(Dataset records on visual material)

........

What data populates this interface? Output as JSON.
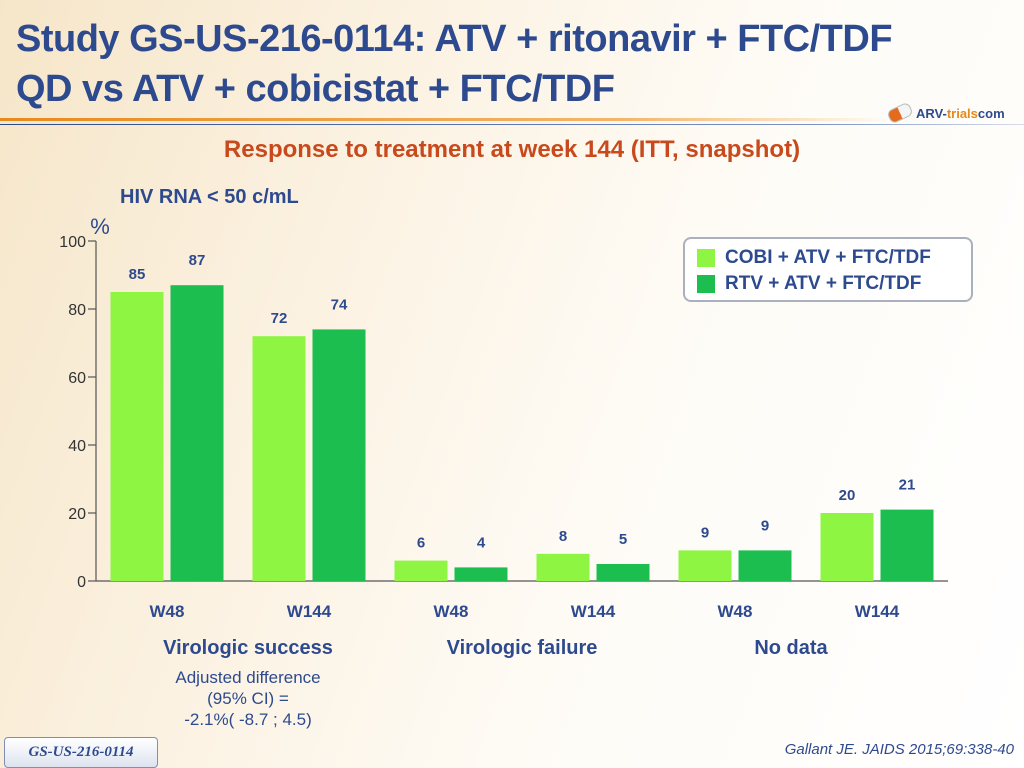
{
  "header": {
    "title_line1": "Study GS-US-216-0114: ATV + ritonavir + FTC/TDF",
    "title_line2": "QD vs ATV + cobicistat + FTC/TDF",
    "logo_main": "ARV-",
    "logo_accent": "trials",
    "logo_suffix": "com",
    "logo_icon": "capsule-icon"
  },
  "subtitle": "Response to treatment at week 144 (ITT, snapshot)",
  "measure_label": "HIV RNA < 50 c/mL",
  "colors": {
    "series1": "#8ef542",
    "series2": "#1cbf4f",
    "axis": "#555555",
    "title": "#2e4a8f",
    "subtitle": "#c84a1c"
  },
  "chart_data": {
    "type": "bar",
    "ylabel": "%",
    "ylim": [
      0,
      100
    ],
    "yticks": [
      0,
      20,
      40,
      60,
      80,
      100
    ],
    "categories": [
      "W48",
      "W144",
      "W48",
      "W144",
      "W48",
      "W144"
    ],
    "groups": [
      {
        "label": "Virologic success",
        "categories": [
          0,
          1
        ]
      },
      {
        "label": "Virologic failure",
        "categories": [
          2,
          3
        ]
      },
      {
        "label": "No data",
        "categories": [
          4,
          5
        ]
      }
    ],
    "series": [
      {
        "name": "COBI + ATV + FTC/TDF",
        "values": [
          85,
          72,
          6,
          8,
          9,
          20
        ]
      },
      {
        "name": "RTV + ATV + FTC/TDF",
        "values": [
          87,
          74,
          4,
          5,
          9,
          21
        ]
      }
    ],
    "legend": "top-right",
    "grid": false
  },
  "note": {
    "line1": "Adjusted difference",
    "line2": "(95% CI) =",
    "line3": "-2.1%( -8.7 ; 4.5)"
  },
  "footer": {
    "study_badge": "GS-US-216-0114",
    "citation": "Gallant JE. JAIDS 2015;69:338-40"
  }
}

........

With the pictures left out, transcribe the material exactly.

> Worked answer
What data populates this interface? Output as JSON.
{
  "header": {
    "title_line1": "Study GS-US-216-0114: ATV + ritonavir + FTC/TDF",
    "title_line2": "QD vs ATV + cobicistat + FTC/TDF",
    "logo_main": "ARV-",
    "logo_accent": "trials",
    "logo_suffix": "com",
    "logo_icon": "capsule-icon"
  },
  "subtitle": "Response to treatment at week 144 (ITT, snapshot)",
  "measure_label": "HIV RNA < 50 c/mL",
  "colors": {
    "series1": "#8ef542",
    "series2": "#1cbf4f",
    "axis": "#555555",
    "title": "#2e4a8f",
    "subtitle": "#c84a1c"
  },
  "chart_data": {
    "type": "bar",
    "ylabel": "%",
    "ylim": [
      0,
      100
    ],
    "yticks": [
      0,
      20,
      40,
      60,
      80,
      100
    ],
    "categories": [
      "W48",
      "W144",
      "W48",
      "W144",
      "W48",
      "W144"
    ],
    "groups": [
      {
        "label": "Virologic success",
        "categories": [
          0,
          1
        ]
      },
      {
        "label": "Virologic failure",
        "categories": [
          2,
          3
        ]
      },
      {
        "label": "No data",
        "categories": [
          4,
          5
        ]
      }
    ],
    "series": [
      {
        "name": "COBI + ATV + FTC/TDF",
        "values": [
          85,
          72,
          6,
          8,
          9,
          20
        ]
      },
      {
        "name": "RTV + ATV + FTC/TDF",
        "values": [
          87,
          74,
          4,
          5,
          9,
          21
        ]
      }
    ],
    "legend": "top-right",
    "grid": false
  },
  "note": {
    "line1": "Adjusted difference",
    "line2": "(95% CI) =",
    "line3": "-2.1%( -8.7 ; 4.5)"
  },
  "footer": {
    "study_badge": "GS-US-216-0114",
    "citation": "Gallant JE. JAIDS 2015;69:338-40"
  }
}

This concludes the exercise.